→ **WORK TO DO**: Extract the complete data exactly as given.

→ **GIVEN DATA**:
<<<<

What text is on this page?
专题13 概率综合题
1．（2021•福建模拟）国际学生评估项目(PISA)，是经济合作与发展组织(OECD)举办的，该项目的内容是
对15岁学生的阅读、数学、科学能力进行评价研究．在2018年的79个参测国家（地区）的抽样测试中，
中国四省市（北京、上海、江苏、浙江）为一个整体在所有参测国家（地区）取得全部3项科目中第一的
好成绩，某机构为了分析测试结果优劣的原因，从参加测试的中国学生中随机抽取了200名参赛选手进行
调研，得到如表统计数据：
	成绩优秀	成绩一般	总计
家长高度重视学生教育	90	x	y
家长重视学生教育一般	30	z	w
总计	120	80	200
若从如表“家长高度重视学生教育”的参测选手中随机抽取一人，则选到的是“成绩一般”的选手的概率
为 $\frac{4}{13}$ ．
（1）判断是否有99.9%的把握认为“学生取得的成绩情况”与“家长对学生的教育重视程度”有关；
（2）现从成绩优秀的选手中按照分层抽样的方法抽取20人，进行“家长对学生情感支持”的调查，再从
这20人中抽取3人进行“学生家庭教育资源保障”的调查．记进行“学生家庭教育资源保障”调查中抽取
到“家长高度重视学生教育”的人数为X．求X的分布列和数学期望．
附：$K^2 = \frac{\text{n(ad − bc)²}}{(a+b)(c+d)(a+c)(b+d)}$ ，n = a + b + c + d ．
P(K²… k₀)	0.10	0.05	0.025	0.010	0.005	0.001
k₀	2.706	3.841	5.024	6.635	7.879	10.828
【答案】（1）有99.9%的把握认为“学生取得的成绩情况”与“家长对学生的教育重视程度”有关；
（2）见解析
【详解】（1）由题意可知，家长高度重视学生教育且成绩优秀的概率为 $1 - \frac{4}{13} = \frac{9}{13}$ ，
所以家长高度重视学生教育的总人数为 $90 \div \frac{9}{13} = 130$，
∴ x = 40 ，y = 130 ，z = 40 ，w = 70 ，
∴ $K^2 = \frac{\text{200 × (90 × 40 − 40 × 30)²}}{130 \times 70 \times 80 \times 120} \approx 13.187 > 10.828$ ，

>>>>

→ **EXERCISE RESPONSE**:
What text is on this page?
专题13 概率综合题
1．（2021•福建模拟）国际学生评估项目(PISA)，是经济合作与发展组织(OECD)举办的，该项目的内容是
对15岁学生的阅读、数学、科学能力进行评价研究．在2018年的79个参测国家（地区）的抽样测试中，
中国四省市（北京、上海、江苏、浙江）为一个整体在所有参测国家（地区）取得全部3项科目中第一的
好成绩，某机构为了分析测试结果优劣的原因，从参加测试的中国学生中随机抽取了200名参赛选手进行
调研，得到如表统计数据：
	成绩优秀	成绩一般	总计
家长高度重视学生教育	90	x	y
家长重视学生教育一般	30	z	w
总计	120	80	200
若从如表“家长高度重视学生教育”的参测选手中随机抽取一人，则选到的是“成绩一般”的选手的概率
为 $\frac{4}{13}$ ．
（1）判断是否有99.9%的把握认为“学生取得的成绩情况”与“家长对学生的教育重视程度”有关；
（2）现从成绩优秀的选手中按照分层抽样的方法抽取20人，进行“家长对学生情感支持”的调查，再从
这20人中抽取3人进行“学生家庭教育资源保障”的调查．记进行“学生家庭教育资源保障”调查中抽取
到“家长高度重视学生教育”的人数为X．求X的分布列和数学期望．
附：$K^2 = \frac{\text{n(ad − bc)²}}{(a+b)(c+d)(a+c)(b+d)}$ ，n = a + b + c + d ．
P(K²… k₀)	0.10	0.05	0.025	0.010	0.005	0.001
k₀	2.706	3.841	5.024	6.635	7.879	10.828
【答案】（1）有99.9%的把握认为“学生取得的成绩情况”与“家长对学生的教育重视程度”有关；
（2）见解析
【详解】（1）由题意可知，家长高度重视学生教育且成绩优秀的概率为 $1 - \frac{4}{13} = \frac{9}{13}$ ，
所以家长高度重视学生教育的总人数为 $90 \div \frac{9}{13} = 130$，
∴ x = 40 ，y = 130 ，z = 40 ，w = 70 ，
∴ $K^2 = \frac{\text{200 × (90 × 40 − 40 × 30)²}}{130 \times 70 \times 80 \times 120} \approx 13.187 > 10.828$ ，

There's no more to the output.